(GOAL):
Output only the lines that run from the line holding "Decode this image" to the end of the data below, including both ends, without any pictures.

(PROVIDED MATERIAL):

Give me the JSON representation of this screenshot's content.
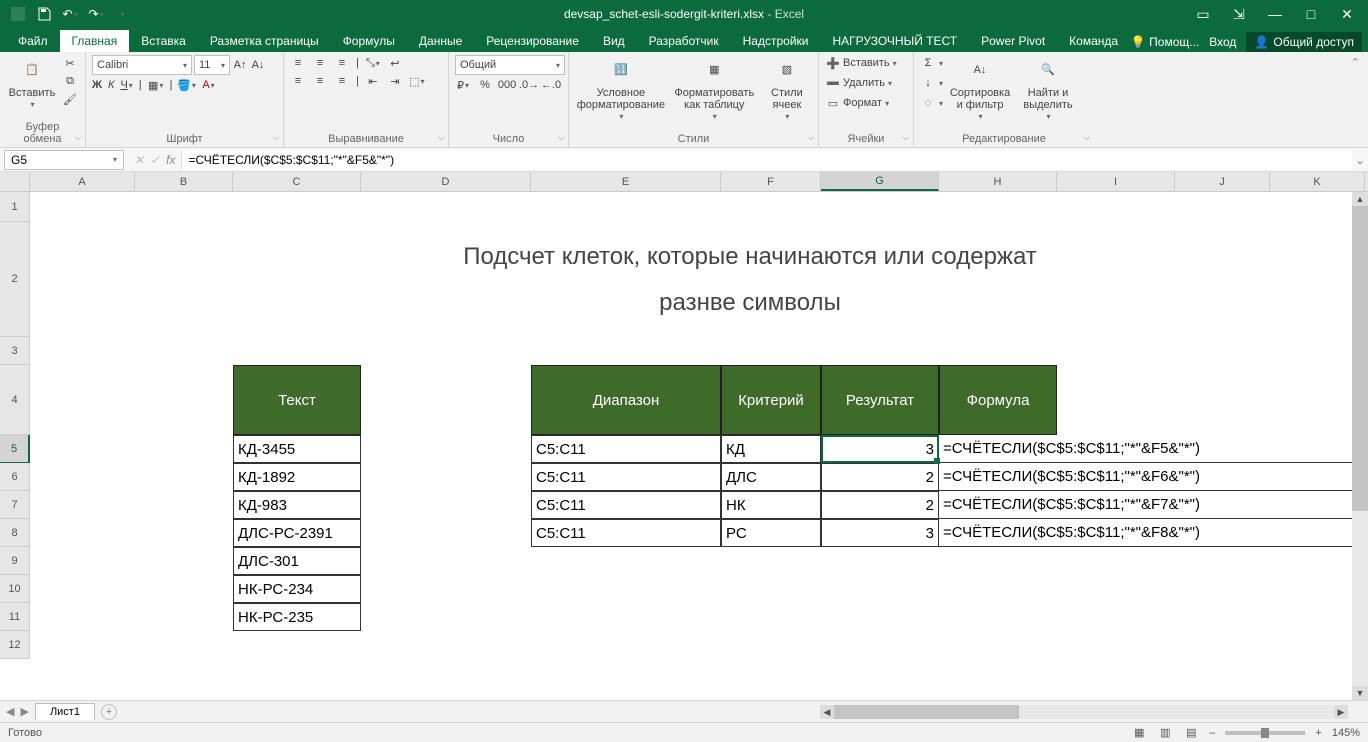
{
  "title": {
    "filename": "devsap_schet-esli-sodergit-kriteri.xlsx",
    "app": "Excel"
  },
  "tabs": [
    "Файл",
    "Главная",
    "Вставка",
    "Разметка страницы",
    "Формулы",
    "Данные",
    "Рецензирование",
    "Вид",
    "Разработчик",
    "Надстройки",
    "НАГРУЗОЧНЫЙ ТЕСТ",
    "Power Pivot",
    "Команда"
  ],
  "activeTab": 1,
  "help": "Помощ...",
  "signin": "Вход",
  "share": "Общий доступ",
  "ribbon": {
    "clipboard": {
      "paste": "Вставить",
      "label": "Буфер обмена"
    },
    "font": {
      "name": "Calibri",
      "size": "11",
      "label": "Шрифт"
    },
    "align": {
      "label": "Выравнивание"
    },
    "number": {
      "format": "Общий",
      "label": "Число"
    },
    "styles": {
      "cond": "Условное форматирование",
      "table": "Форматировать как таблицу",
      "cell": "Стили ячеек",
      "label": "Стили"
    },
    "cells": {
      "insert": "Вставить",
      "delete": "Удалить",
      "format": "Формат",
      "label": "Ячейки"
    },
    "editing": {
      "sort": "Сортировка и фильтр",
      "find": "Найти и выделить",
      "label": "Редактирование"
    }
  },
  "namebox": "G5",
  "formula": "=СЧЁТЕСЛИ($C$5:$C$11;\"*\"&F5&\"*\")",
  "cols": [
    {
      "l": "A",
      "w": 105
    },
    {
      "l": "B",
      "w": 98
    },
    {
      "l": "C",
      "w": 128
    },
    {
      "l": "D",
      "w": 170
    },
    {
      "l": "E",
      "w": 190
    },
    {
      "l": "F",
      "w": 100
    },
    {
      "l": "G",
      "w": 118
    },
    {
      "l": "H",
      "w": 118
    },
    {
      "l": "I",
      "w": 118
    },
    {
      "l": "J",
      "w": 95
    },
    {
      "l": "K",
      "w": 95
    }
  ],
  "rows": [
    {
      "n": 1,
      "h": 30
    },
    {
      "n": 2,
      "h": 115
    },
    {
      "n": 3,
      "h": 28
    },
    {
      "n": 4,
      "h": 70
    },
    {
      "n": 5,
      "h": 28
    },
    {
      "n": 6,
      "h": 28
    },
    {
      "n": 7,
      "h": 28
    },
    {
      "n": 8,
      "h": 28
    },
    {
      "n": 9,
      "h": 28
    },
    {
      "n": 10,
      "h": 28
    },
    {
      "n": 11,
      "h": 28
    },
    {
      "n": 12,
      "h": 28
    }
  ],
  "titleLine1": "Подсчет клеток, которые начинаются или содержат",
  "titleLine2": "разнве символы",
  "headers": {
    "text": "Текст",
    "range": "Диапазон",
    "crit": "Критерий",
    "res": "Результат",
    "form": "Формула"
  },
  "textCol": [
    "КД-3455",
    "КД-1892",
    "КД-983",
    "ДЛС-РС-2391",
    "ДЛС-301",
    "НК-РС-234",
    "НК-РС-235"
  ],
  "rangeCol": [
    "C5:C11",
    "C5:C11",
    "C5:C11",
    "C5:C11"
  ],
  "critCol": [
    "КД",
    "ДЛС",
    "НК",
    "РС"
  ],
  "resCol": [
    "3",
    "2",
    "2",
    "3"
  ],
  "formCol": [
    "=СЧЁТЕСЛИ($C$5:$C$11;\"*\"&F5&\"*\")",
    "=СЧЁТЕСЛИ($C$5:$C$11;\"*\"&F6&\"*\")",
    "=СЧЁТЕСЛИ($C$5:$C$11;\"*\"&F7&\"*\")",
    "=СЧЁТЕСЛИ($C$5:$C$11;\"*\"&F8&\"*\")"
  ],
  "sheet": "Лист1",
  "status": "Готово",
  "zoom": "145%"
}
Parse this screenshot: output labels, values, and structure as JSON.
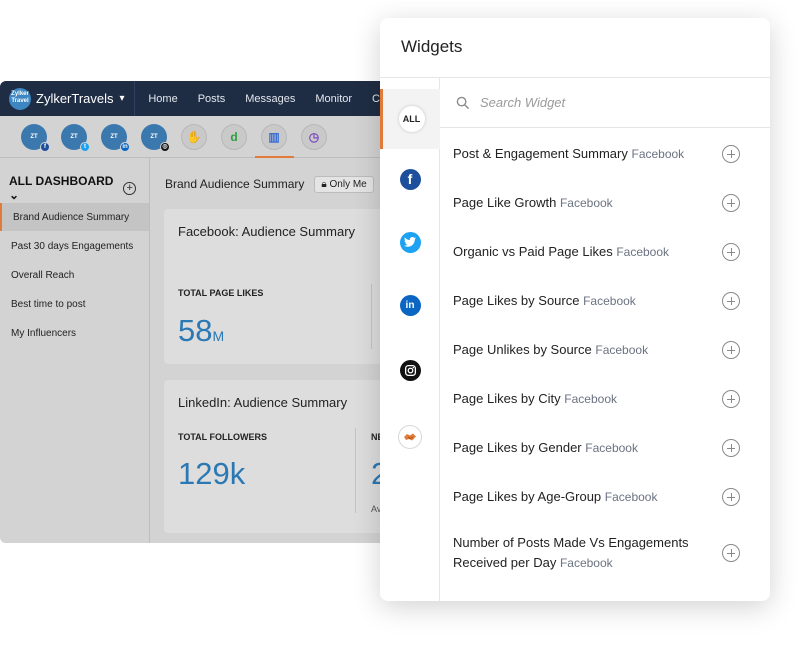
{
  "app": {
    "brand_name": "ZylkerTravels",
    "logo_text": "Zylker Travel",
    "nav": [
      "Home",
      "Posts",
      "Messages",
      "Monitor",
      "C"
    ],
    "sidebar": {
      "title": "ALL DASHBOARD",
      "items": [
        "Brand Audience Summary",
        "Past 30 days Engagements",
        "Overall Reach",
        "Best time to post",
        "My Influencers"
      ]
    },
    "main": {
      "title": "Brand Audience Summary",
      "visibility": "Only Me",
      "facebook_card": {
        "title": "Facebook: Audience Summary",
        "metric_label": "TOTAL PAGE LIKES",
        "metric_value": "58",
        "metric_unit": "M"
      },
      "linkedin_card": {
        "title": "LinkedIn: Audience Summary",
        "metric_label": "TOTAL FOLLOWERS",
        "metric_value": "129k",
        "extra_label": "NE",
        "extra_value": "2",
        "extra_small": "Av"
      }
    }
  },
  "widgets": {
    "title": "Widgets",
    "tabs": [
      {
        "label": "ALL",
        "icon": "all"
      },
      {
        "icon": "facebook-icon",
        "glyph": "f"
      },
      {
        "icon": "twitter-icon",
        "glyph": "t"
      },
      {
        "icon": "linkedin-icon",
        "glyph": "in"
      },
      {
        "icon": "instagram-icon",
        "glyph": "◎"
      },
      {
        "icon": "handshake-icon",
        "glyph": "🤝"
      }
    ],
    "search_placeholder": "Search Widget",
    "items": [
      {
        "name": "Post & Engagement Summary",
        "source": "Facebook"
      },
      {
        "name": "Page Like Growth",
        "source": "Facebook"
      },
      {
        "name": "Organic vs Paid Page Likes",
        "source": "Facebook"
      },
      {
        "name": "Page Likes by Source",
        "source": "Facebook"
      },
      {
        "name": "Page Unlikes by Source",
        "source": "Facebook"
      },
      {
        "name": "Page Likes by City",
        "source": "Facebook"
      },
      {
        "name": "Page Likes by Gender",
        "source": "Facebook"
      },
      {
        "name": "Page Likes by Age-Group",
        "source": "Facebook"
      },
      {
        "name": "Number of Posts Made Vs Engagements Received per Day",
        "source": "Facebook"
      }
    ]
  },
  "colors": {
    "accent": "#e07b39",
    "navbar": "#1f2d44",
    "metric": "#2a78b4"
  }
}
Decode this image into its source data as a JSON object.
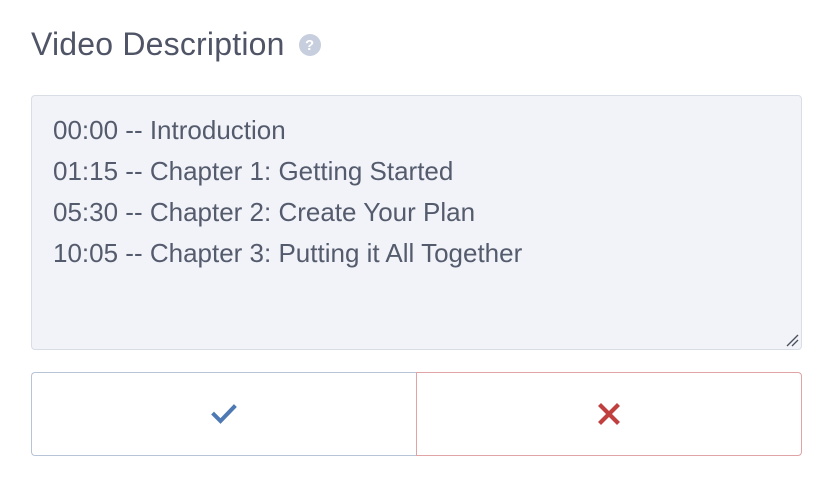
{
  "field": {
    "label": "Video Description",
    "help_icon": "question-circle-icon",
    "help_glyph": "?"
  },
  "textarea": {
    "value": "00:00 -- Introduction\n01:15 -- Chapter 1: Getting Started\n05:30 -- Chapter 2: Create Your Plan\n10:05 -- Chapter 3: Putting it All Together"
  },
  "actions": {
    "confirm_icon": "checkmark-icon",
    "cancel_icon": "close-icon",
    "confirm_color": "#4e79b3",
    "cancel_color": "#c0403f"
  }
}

(RESULT OF THIS EXERCISE):
Decode this image into its source data as a JSON object.
{
  "field": {
    "label": "Video Description",
    "help_icon": "question-circle-icon",
    "help_glyph": "?"
  },
  "textarea": {
    "value": "00:00 -- Introduction\n01:15 -- Chapter 1: Getting Started\n05:30 -- Chapter 2: Create Your Plan\n10:05 -- Chapter 3: Putting it All Together"
  },
  "actions": {
    "confirm_icon": "checkmark-icon",
    "cancel_icon": "close-icon",
    "confirm_color": "#4e79b3",
    "cancel_color": "#c0403f"
  }
}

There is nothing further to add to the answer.